**Pasaje:**
Durante el fin de semana estuve en la que llaman la playa de los madrileños, o sea, en la playa de San Juan, en Alicante. Contaré cuanto he visto en dos o quizá tres artículos, siempre que el lector sea capaz de armarse de paciencia y sepa perdonar mis desmanes. El viaje en coche desde Madrid a Alicante, sumando la operación salida, nos dura unas cinco horas. Nos alojamos en el piso de un amigo, Sergio Martín. Sergio es zamorano y tiene plaza en Radio Nacional. Compagina los informativos locales de la ciudad con intervenciones nacionales en el programa de Olga Viza, El Tranvía, donde Sergio Martín es El Polizón, apodo con el que todo el mundo lo conoce ya.

**Instrucciones:**
**a)** Transcribe literalmente el fragmento del pasaje que se abre con las palabras que contienen "Durante el fin" y se cierra con "lo conoce ya.".
**b)** Según el pasaje, ¿con qué apodo conoce todo el mundo a Sergio Martín?

**Material proporcionado:**

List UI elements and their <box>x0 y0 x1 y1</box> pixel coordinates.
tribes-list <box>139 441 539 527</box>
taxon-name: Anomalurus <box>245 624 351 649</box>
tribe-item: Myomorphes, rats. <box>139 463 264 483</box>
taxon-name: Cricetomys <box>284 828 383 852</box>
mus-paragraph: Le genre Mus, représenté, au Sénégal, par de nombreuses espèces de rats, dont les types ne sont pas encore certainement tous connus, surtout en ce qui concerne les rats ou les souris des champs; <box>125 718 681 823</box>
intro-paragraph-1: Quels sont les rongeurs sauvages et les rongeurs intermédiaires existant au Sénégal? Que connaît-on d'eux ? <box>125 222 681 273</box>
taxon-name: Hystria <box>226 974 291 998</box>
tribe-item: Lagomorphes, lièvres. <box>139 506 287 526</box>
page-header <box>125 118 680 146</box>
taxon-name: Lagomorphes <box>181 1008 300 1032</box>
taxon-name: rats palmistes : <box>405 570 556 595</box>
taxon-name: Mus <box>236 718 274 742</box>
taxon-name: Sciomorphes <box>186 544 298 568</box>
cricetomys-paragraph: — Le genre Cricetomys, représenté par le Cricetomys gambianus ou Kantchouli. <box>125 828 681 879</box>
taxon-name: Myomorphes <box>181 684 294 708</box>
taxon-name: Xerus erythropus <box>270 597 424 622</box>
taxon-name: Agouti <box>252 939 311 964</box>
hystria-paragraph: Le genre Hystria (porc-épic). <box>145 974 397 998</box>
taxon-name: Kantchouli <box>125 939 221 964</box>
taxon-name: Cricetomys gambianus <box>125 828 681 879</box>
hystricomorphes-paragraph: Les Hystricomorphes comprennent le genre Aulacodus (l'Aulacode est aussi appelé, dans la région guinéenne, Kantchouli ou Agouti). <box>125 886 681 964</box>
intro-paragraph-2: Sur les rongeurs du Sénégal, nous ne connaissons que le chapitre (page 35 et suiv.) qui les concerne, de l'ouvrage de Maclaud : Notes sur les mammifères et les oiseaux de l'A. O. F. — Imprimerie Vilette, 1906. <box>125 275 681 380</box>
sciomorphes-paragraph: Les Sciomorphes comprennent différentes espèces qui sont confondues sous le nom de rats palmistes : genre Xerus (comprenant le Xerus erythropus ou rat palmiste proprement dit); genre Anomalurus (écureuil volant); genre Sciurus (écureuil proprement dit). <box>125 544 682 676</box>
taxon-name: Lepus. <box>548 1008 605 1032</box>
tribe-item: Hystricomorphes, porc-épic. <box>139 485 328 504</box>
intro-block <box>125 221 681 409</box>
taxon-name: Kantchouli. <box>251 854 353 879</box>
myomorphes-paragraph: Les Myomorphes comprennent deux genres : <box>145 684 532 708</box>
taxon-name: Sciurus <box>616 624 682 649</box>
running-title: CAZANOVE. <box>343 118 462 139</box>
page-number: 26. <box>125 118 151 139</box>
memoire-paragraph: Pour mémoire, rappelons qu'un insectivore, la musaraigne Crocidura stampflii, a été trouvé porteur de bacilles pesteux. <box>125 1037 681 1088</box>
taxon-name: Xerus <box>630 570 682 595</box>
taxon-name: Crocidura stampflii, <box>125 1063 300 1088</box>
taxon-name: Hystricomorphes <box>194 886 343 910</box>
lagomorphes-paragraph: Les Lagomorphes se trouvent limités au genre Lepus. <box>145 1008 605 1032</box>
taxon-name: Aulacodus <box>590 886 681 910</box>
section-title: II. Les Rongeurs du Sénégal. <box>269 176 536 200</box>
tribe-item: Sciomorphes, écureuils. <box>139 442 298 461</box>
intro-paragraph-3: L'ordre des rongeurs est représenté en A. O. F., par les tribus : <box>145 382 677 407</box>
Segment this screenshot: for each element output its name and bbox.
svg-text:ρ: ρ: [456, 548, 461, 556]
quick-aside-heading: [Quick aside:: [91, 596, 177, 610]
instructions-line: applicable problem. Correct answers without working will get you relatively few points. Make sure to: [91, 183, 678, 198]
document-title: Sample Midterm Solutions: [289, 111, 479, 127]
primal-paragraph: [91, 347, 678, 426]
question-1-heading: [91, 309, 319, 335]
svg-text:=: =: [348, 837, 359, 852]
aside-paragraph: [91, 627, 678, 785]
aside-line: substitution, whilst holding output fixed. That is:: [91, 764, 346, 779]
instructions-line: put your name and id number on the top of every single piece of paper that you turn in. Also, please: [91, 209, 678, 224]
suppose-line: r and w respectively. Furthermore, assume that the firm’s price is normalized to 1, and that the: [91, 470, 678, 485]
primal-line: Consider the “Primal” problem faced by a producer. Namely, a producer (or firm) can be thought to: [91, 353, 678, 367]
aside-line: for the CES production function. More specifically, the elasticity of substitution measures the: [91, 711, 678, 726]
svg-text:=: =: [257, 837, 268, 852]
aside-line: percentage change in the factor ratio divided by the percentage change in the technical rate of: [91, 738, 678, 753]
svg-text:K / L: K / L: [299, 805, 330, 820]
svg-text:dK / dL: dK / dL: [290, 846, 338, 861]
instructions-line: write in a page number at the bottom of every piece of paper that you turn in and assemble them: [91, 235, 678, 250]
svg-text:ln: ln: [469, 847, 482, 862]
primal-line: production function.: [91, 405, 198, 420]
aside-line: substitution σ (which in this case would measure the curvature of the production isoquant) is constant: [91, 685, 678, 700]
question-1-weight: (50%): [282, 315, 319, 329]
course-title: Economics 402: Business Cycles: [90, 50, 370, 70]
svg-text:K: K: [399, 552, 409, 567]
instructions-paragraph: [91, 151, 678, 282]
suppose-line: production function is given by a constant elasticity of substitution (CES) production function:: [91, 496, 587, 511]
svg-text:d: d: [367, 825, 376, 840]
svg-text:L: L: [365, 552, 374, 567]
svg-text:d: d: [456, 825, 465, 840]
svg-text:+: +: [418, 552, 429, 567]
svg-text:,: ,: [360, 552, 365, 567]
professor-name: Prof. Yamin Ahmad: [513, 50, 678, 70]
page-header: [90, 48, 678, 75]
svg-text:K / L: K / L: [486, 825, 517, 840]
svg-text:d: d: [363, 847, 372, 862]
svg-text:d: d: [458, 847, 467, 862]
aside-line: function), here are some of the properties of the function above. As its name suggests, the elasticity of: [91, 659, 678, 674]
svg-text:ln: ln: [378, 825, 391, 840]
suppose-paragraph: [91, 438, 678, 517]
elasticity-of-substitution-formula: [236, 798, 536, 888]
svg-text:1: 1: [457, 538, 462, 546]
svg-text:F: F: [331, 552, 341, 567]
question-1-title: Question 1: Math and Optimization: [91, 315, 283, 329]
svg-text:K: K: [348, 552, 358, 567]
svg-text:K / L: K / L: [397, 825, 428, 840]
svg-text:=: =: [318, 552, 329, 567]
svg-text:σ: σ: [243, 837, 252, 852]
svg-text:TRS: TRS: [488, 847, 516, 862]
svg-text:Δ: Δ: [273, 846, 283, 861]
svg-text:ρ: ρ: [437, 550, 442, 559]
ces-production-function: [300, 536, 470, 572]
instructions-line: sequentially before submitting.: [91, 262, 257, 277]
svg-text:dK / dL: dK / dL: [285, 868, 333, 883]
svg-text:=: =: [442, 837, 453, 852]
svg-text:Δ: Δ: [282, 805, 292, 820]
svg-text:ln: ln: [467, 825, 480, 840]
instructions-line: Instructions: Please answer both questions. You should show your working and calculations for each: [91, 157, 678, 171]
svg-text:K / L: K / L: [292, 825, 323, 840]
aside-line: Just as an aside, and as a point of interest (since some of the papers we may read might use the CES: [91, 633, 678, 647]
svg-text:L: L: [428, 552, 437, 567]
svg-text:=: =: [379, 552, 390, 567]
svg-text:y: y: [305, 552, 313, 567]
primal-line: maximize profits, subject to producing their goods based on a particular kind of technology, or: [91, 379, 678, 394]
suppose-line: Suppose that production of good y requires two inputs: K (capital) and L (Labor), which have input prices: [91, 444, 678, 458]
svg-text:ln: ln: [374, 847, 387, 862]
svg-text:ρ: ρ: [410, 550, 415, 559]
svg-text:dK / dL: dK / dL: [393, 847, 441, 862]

**Resultados:**
**a)**
Durante el fin de semana estuve en la que llaman la playa de los madrileños, o sea, en la playa de San Juan, en Alicante. Contaré cuanto he visto en dos o quizá tres artículos, siempre que el lector sea capaz de armarse de paciencia y sepa perdonar mis desmanes. El viaje en coche desde Madrid a Alicante, sumando la operación salida, nos dura unas cinco horas. Nos alojamos en el piso de un amigo, Sergio Martín. Sergio es zamorano y tiene plaza en Radio Nacional. Compagina los informativos locales de la ciudad con intervenciones nacionales en el programa de Olga Viza, El Tranvía, donde Sergio Martín es El Polizón, apodo con el que todo el mundo lo conoce ya.

**b)** El Polizón.